═════ DATA SECTION

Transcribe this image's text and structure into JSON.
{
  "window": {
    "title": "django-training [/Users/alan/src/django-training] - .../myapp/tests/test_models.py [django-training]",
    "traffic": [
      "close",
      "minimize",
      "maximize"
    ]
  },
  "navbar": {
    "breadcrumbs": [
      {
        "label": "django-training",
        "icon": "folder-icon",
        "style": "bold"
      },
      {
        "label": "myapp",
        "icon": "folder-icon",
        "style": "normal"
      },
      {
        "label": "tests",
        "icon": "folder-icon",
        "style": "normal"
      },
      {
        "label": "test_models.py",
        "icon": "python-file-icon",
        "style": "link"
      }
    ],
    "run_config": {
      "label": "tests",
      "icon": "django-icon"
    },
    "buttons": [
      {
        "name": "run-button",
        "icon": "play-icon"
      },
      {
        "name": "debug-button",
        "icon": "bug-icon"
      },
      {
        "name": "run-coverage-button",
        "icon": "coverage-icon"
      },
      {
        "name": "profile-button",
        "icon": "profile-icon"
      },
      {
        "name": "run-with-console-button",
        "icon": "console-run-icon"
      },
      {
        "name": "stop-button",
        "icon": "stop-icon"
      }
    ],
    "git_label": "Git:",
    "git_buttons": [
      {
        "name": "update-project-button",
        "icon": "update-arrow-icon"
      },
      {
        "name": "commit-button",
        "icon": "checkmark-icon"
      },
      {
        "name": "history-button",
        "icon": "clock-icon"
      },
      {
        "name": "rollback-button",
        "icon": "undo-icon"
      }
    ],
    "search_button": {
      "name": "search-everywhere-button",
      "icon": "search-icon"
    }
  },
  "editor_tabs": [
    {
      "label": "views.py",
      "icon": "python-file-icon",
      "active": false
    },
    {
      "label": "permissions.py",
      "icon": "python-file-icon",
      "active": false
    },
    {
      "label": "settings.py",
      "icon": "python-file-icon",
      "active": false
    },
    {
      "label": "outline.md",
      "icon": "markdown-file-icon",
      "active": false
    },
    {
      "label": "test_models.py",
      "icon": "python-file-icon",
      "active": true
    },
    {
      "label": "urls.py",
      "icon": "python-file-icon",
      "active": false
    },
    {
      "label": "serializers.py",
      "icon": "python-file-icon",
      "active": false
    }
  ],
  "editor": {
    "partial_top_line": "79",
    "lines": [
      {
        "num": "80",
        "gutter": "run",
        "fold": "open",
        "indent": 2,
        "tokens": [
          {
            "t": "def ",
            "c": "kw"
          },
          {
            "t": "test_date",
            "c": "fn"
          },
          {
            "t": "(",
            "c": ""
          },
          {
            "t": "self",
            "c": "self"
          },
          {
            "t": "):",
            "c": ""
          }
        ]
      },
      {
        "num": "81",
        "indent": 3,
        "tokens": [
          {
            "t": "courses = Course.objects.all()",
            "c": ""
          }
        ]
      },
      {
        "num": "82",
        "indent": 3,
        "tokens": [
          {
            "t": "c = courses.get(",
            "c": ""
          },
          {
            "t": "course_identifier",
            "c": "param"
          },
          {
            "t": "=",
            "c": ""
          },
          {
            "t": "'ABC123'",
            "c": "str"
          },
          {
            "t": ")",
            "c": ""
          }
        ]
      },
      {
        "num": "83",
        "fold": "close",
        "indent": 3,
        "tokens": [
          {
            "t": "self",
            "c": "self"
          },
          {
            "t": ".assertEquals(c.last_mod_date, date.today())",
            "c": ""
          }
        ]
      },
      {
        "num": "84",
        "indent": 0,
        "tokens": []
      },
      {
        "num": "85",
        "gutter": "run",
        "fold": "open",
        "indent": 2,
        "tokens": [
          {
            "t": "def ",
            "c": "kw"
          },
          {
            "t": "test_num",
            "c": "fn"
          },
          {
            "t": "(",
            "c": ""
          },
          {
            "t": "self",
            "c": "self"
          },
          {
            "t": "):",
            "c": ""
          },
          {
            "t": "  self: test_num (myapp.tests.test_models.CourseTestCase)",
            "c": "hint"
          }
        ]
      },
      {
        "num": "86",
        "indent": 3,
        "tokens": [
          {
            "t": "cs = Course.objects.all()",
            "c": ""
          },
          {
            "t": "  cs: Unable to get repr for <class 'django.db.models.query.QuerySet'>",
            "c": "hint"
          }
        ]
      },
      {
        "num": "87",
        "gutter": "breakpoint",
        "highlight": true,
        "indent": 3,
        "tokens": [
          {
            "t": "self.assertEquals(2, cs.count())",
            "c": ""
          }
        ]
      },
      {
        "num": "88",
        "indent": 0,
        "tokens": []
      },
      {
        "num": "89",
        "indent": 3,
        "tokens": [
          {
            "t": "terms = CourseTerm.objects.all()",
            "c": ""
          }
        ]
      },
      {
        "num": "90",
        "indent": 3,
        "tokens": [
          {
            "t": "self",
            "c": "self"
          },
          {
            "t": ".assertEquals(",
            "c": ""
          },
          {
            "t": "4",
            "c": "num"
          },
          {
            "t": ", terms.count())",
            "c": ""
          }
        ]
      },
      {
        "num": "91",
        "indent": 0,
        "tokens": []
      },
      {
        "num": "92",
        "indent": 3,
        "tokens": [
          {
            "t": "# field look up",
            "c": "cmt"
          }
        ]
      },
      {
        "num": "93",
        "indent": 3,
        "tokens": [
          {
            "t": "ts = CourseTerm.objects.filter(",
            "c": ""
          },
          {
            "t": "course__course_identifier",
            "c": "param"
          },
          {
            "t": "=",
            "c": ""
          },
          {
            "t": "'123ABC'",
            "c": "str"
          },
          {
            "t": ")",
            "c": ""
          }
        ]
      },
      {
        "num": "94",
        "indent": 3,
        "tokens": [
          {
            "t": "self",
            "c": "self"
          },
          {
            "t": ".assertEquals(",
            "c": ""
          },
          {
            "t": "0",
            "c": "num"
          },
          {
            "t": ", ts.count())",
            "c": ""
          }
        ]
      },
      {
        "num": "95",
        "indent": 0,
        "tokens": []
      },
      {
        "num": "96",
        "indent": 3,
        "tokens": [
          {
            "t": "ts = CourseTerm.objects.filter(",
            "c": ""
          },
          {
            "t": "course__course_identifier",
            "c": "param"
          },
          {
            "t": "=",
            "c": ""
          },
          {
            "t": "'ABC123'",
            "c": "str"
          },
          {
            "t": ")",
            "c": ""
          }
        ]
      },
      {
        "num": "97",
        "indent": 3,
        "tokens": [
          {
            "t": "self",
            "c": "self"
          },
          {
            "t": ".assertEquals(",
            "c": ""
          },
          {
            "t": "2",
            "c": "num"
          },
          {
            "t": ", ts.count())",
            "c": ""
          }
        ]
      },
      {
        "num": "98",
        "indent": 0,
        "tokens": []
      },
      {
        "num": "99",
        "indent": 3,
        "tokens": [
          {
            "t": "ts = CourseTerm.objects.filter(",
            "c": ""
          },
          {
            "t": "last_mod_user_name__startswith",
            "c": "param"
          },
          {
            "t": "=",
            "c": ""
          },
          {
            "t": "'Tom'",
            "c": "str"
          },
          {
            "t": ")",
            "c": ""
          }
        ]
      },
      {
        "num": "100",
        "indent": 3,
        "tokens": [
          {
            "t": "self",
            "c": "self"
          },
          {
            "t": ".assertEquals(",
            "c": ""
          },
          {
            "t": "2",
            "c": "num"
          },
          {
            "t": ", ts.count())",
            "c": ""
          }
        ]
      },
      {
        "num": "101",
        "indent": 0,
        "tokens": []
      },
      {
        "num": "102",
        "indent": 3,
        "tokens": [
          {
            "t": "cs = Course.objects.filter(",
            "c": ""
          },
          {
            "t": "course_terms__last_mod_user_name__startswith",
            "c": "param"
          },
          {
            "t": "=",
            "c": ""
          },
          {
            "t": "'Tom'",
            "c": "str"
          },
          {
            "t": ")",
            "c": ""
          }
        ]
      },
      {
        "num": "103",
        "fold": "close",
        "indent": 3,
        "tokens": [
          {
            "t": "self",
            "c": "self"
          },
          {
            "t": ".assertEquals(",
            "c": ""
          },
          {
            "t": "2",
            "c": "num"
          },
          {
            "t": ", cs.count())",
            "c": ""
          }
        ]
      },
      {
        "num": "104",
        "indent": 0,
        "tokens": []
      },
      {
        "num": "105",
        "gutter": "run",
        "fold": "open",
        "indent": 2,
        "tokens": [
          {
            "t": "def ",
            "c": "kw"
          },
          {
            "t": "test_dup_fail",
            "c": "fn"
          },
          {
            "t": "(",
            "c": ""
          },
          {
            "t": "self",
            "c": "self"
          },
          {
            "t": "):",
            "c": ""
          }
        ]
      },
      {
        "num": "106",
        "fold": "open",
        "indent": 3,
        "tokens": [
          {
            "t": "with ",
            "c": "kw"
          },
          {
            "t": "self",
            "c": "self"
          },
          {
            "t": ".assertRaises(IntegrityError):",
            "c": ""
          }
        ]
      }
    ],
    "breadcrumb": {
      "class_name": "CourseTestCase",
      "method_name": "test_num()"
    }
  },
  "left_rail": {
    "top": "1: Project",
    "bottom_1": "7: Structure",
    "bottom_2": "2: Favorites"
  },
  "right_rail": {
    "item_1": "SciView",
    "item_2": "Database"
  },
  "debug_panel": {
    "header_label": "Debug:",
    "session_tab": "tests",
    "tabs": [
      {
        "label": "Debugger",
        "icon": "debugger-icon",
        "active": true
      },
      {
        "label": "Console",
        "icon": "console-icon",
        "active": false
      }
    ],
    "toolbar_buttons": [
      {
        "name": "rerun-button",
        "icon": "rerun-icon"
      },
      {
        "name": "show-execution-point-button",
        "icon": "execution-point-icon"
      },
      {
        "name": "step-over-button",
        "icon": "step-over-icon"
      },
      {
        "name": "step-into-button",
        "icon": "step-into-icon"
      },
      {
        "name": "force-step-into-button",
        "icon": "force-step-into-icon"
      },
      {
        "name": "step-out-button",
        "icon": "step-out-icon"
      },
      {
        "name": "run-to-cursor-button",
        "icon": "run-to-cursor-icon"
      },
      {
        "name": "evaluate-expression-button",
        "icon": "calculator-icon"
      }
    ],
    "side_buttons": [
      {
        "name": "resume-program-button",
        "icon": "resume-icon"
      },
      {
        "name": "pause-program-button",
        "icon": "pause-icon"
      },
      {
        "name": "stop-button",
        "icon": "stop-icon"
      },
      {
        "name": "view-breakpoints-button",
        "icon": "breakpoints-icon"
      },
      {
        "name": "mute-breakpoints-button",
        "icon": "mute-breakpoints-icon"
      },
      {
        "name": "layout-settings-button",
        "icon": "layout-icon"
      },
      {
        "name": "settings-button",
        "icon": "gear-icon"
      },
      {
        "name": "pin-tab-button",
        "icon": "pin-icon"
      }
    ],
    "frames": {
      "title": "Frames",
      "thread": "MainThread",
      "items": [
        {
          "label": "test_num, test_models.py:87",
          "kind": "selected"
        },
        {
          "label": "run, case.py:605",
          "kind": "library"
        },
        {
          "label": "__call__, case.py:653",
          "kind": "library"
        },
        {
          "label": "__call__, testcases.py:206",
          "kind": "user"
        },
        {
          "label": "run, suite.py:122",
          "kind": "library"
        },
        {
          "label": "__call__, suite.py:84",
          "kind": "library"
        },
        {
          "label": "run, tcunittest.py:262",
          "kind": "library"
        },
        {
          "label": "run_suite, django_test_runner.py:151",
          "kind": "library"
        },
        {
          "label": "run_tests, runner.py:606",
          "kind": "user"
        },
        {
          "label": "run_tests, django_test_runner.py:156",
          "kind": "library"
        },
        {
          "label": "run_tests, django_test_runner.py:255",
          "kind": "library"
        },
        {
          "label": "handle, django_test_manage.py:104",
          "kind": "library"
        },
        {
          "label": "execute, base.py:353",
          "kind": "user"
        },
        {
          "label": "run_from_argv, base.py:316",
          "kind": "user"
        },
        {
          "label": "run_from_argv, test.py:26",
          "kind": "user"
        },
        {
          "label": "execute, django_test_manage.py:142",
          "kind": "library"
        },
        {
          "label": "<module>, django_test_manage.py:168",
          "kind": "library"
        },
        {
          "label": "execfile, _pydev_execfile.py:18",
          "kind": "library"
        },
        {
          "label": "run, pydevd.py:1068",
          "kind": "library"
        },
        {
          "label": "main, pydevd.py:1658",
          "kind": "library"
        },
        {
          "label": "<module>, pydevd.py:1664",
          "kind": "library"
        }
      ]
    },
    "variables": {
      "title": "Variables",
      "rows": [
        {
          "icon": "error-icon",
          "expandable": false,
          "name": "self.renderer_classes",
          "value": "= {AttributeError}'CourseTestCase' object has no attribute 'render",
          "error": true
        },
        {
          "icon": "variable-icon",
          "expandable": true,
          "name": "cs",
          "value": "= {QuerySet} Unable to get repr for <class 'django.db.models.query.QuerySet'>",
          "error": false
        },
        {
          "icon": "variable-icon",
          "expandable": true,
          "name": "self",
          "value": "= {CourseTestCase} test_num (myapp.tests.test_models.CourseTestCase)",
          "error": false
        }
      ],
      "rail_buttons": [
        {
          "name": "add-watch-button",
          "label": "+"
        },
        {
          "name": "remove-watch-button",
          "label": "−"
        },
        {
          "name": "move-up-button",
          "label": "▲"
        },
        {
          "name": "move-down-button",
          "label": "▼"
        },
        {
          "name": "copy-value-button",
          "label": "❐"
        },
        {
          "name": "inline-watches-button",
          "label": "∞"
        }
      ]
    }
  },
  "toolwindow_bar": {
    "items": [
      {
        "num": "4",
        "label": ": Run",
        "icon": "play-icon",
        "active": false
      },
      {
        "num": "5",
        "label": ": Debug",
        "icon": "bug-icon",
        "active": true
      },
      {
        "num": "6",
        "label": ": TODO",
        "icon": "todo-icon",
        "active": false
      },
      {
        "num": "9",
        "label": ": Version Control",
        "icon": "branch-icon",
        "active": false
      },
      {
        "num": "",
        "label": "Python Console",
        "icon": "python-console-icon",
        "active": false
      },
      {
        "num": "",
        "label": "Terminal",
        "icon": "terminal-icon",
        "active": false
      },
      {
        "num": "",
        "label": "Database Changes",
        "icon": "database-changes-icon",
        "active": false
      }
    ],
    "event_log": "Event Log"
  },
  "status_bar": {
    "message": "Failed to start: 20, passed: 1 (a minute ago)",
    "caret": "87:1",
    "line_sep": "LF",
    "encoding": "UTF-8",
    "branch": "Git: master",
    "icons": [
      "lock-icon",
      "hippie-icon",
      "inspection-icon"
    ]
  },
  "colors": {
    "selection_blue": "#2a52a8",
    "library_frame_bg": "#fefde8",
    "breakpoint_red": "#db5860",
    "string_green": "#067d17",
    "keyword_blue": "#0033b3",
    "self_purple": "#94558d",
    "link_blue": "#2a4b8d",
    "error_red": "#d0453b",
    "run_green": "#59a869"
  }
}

══════════

### WHAT YOU HAVE TO DO
Identify every line above with the string "profile" in it. Copy those lines.

### RESPONSE FOR THIS EXERCISE
        "name": "profile-button",
        "icon": "profile-icon"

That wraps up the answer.